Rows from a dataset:
──────────

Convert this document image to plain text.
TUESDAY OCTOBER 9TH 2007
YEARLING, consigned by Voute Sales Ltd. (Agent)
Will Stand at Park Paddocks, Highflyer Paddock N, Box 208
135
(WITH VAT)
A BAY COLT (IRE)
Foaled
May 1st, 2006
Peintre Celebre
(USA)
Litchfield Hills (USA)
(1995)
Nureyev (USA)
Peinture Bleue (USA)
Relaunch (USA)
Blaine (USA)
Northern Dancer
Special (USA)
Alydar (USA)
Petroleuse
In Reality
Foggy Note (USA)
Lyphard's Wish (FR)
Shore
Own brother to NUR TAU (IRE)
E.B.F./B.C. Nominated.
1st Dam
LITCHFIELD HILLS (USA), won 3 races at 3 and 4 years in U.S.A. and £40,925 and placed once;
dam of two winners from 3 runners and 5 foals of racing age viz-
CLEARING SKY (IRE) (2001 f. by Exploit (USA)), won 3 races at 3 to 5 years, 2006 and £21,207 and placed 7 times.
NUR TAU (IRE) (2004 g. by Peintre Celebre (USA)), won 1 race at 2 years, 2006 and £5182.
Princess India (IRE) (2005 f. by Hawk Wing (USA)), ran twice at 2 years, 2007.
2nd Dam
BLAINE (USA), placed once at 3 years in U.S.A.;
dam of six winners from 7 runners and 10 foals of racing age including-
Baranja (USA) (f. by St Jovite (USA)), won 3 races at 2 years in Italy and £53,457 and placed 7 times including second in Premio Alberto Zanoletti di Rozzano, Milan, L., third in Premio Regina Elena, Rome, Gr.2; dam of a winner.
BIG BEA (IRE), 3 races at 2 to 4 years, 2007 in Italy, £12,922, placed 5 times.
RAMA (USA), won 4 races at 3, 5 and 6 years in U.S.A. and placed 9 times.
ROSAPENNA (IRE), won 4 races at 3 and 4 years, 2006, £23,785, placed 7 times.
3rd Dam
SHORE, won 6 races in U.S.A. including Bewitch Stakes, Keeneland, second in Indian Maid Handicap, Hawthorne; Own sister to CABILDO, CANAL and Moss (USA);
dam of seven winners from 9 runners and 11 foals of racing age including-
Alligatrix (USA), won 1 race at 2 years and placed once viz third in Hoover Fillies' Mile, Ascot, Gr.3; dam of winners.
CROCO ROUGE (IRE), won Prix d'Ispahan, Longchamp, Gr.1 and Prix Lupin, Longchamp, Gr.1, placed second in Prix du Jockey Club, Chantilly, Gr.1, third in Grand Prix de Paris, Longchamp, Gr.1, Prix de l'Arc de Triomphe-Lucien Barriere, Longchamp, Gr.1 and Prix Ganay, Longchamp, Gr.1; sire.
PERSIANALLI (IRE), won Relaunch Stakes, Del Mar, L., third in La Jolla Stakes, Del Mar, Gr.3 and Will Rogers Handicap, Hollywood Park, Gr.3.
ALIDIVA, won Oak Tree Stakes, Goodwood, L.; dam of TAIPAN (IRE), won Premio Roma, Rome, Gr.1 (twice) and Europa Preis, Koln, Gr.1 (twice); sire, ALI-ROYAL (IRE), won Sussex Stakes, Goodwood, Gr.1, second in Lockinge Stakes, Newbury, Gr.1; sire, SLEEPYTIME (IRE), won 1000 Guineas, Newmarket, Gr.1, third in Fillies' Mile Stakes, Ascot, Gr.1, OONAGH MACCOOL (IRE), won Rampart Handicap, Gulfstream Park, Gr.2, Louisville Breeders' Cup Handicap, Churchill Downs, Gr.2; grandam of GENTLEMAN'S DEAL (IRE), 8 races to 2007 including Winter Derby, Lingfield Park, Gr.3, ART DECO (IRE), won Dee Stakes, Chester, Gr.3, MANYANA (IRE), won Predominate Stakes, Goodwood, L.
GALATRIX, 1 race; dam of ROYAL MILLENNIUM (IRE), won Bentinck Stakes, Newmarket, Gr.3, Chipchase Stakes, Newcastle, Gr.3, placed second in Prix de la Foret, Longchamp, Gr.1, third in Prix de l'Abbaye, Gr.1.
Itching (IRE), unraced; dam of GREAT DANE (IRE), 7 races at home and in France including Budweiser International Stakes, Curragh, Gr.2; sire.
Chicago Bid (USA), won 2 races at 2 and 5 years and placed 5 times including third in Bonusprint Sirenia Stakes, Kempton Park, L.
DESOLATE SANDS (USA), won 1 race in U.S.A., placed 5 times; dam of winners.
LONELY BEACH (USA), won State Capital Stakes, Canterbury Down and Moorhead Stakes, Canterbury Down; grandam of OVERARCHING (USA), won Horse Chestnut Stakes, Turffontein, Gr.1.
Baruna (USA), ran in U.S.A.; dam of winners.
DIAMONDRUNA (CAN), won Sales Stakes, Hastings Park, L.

──────────

### GIVEN PROBLEM
Lines containing the string "foals" are to be selected and copied.

### RESPONSE TO THE EXERCISE
dam of two winners from 3 runners and 5 foals of racing age viz-
dam of six winners from 7 runners and 10 foals of racing age including-
dam of seven winners from 9 runners and 11 foals of racing age including-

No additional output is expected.